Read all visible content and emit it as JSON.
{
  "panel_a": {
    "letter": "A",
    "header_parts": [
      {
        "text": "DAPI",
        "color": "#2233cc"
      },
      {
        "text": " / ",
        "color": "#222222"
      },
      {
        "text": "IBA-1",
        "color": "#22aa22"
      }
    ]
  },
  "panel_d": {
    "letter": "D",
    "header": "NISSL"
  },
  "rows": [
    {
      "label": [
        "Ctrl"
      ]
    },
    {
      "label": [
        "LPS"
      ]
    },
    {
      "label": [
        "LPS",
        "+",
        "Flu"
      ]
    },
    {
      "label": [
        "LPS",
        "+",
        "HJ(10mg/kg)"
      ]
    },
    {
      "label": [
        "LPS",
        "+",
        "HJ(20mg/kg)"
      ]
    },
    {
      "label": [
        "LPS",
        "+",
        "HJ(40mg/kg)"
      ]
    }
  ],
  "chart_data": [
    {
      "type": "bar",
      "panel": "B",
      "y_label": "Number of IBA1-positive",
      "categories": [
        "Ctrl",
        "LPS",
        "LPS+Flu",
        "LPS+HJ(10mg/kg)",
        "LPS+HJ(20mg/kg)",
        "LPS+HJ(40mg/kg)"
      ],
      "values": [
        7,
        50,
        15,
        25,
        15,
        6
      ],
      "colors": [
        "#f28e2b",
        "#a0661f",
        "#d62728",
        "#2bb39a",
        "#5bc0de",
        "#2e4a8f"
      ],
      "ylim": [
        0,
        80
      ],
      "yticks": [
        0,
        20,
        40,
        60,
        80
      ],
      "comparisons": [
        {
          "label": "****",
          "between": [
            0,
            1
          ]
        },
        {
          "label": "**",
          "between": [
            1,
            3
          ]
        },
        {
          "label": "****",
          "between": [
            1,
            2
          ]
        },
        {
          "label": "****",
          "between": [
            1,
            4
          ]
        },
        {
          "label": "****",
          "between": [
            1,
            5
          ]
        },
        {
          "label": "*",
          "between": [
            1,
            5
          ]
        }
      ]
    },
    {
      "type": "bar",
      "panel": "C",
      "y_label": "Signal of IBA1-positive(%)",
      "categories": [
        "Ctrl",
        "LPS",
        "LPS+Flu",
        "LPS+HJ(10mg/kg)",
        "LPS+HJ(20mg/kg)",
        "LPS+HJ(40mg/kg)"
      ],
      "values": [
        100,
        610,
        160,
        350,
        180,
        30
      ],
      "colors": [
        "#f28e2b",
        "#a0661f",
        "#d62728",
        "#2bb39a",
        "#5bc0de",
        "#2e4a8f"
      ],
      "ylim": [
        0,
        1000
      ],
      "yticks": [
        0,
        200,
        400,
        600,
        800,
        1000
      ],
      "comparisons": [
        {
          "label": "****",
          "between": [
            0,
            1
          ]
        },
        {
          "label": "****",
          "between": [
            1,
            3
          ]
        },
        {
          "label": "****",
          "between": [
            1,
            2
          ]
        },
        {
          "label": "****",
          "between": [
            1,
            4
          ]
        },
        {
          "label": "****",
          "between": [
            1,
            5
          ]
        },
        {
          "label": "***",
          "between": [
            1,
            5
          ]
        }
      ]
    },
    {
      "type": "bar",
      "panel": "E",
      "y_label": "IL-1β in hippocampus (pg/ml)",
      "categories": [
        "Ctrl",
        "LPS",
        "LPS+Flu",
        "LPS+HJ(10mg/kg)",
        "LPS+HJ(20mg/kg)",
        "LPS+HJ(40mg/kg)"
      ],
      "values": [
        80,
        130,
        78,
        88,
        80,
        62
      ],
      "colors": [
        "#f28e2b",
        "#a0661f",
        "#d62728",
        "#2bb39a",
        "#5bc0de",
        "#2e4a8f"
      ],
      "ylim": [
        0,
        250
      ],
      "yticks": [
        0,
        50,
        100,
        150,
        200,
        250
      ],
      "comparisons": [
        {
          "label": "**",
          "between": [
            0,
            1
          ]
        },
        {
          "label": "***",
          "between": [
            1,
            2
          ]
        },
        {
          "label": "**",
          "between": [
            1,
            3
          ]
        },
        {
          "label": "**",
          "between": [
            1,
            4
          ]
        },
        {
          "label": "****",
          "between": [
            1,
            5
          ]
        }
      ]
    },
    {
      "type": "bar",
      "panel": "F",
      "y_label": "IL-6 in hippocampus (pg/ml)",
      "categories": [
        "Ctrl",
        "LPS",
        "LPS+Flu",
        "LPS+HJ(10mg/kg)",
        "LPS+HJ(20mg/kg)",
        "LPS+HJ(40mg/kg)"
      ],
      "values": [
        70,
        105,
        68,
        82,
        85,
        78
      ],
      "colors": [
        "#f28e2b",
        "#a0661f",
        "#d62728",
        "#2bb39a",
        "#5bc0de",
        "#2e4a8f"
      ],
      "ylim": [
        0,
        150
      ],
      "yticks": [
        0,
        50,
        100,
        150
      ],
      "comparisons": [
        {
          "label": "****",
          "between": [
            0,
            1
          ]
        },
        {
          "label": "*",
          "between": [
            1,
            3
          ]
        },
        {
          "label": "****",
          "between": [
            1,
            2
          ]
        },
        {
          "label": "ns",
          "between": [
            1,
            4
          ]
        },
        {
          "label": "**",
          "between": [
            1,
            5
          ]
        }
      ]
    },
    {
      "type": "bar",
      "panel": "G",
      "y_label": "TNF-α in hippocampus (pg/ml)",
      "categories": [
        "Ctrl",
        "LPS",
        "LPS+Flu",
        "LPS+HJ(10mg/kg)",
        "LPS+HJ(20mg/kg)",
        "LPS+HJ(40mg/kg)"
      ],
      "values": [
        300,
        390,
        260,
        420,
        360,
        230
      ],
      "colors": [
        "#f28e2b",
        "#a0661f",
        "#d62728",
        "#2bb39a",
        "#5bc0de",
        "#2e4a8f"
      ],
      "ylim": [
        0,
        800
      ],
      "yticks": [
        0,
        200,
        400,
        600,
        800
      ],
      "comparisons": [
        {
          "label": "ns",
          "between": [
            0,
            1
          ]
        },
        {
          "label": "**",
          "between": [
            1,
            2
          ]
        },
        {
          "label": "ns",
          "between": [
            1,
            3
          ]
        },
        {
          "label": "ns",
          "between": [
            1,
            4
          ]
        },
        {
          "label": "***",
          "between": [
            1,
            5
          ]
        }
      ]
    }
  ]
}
◆ ◆ ◆ ◆
Given instruction:
Each record should come back exactly as written.

Answer to the task:
Read all visible content and emit it as JSON.
{
  "panel_a": {
    "letter": "A",
    "header_parts": [
      {
        "text": "DAPI",
        "color": "#2233cc"
      },
      {
        "text": " / ",
        "color": "#222222"
      },
      {
        "text": "IBA-1",
        "color": "#22aa22"
      }
    ]
  },
  "panel_d": {
    "letter": "D",
    "header": "NISSL"
  },
  "rows": [
    {
      "label": [
        "Ctrl"
      ]
    },
    {
      "label": [
        "LPS"
      ]
    },
    {
      "label": [
        "LPS",
        "+",
        "Flu"
      ]
    },
    {
      "label": [
        "LPS",
        "+",
        "HJ(10mg/kg)"
      ]
    },
    {
      "label": [
        "LPS",
        "+",
        "HJ(20mg/kg)"
      ]
    },
    {
      "label": [
        "LPS",
        "+",
        "HJ(40mg/kg)"
      ]
    }
  ],
  "chart_data": [
    {
      "type": "bar",
      "panel": "B",
      "y_label": "Number of IBA1-positive",
      "categories": [
        "Ctrl",
        "LPS",
        "LPS+Flu",
        "LPS+HJ(10mg/kg)",
        "LPS+HJ(20mg/kg)",
        "LPS+HJ(40mg/kg)"
      ],
      "values": [
        7,
        50,
        15,
        25,
        15,
        6
      ],
      "colors": [
        "#f28e2b",
        "#a0661f",
        "#d62728",
        "#2bb39a",
        "#5bc0de",
        "#2e4a8f"
      ],
      "ylim": [
        0,
        80
      ],
      "yticks": [
        0,
        20,
        40,
        60,
        80
      ],
      "comparisons": [
        {
          "label": "****",
          "between": [
            0,
            1
          ]
        },
        {
          "label": "**",
          "between": [
            1,
            3
          ]
        },
        {
          "label": "****",
          "between": [
            1,
            2
          ]
        },
        {
          "label": "****",
          "between": [
            1,
            4
          ]
        },
        {
          "label": "****",
          "between": [
            1,
            5
          ]
        },
        {
          "label": "*",
          "between": [
            1,
            5
          ]
        }
      ]
    },
    {
      "type": "bar",
      "panel": "C",
      "y_label": "Signal of IBA1-positive(%)",
      "categories": [
        "Ctrl",
        "LPS",
        "LPS+Flu",
        "LPS+HJ(10mg/kg)",
        "LPS+HJ(20mg/kg)",
        "LPS+HJ(40mg/kg)"
      ],
      "values": [
        100,
        610,
        160,
        350,
        180,
        30
      ],
      "colors": [
        "#f28e2b",
        "#a0661f",
        "#d62728",
        "#2bb39a",
        "#5bc0de",
        "#2e4a8f"
      ],
      "ylim": [
        0,
        1000
      ],
      "yticks": [
        0,
        200,
        400,
        600,
        800,
        1000
      ],
      "comparisons": [
        {
          "label": "****",
          "between": [
            0,
            1
          ]
        },
        {
          "label": "****",
          "between": [
            1,
            3
          ]
        },
        {
          "label": "****",
          "between": [
            1,
            2
          ]
        },
        {
          "label": "****",
          "between": [
            1,
            4
          ]
        },
        {
          "label": "****",
          "between": [
            1,
            5
          ]
        },
        {
          "label": "***",
          "between": [
            1,
            5
          ]
        }
      ]
    },
    {
      "type": "bar",
      "panel": "E",
      "y_label": "IL-1β in hippocampus (pg/ml)",
      "categories": [
        "Ctrl",
        "LPS",
        "LPS+Flu",
        "LPS+HJ(10mg/kg)",
        "LPS+HJ(20mg/kg)",
        "LPS+HJ(40mg/kg)"
      ],
      "values": [
        80,
        130,
        78,
        88,
        80,
        62
      ],
      "colors": [
        "#f28e2b",
        "#a0661f",
        "#d62728",
        "#2bb39a",
        "#5bc0de",
        "#2e4a8f"
      ],
      "ylim": [
        0,
        250
      ],
      "yticks": [
        0,
        50,
        100,
        150,
        200,
        250
      ],
      "comparisons": [
        {
          "label": "**",
          "between": [
            0,
            1
          ]
        },
        {
          "label": "***",
          "between": [
            1,
            2
          ]
        },
        {
          "label": "**",
          "between": [
            1,
            3
          ]
        },
        {
          "label": "**",
          "between": [
            1,
            4
          ]
        },
        {
          "label": "****",
          "between": [
            1,
            5
          ]
        }
      ]
    },
    {
      "type": "bar",
      "panel": "F",
      "y_label": "IL-6 in hippocampus (pg/ml)",
      "categories": [
        "Ctrl",
        "LPS",
        "LPS+Flu",
        "LPS+HJ(10mg/kg)",
        "LPS+HJ(20mg/kg)",
        "LPS+HJ(40mg/kg)"
      ],
      "values": [
        70,
        105,
        68,
        82,
        85,
        78
      ],
      "colors": [
        "#f28e2b",
        "#a0661f",
        "#d62728",
        "#2bb39a",
        "#5bc0de",
        "#2e4a8f"
      ],
      "ylim": [
        0,
        150
      ],
      "yticks": [
        0,
        50,
        100,
        150
      ],
      "comparisons": [
        {
          "label": "****",
          "between": [
            0,
            1
          ]
        },
        {
          "label": "*",
          "between": [
            1,
            3
          ]
        },
        {
          "label": "****",
          "between": [
            1,
            2
          ]
        },
        {
          "label": "ns",
          "between": [
            1,
            4
          ]
        },
        {
          "label": "**",
          "between": [
            1,
            5
          ]
        }
      ]
    },
    {
      "type": "bar",
      "panel": "G",
      "y_label": "TNF-α in hippocampus (pg/ml)",
      "categories": [
        "Ctrl",
        "LPS",
        "LPS+Flu",
        "LPS+HJ(10mg/kg)",
        "LPS+HJ(20mg/kg)",
        "LPS+HJ(40mg/kg)"
      ],
      "values": [
        300,
        390,
        260,
        420,
        360,
        230
      ],
      "colors": [
        "#f28e2b",
        "#a0661f",
        "#d62728",
        "#2bb39a",
        "#5bc0de",
        "#2e4a8f"
      ],
      "ylim": [
        0,
        800
      ],
      "yticks": [
        0,
        200,
        400,
        600,
        800
      ],
      "comparisons": [
        {
          "label": "ns",
          "between": [
            0,
            1
          ]
        },
        {
          "label": "**",
          "between": [
            1,
            2
          ]
        },
        {
          "label": "ns",
          "between": [
            1,
            3
          ]
        },
        {
          "label": "ns",
          "between": [
            1,
            4
          ]
        },
        {
          "label": "***",
          "between": [
            1,
            5
          ]
        }
      ]
    }
  ]
}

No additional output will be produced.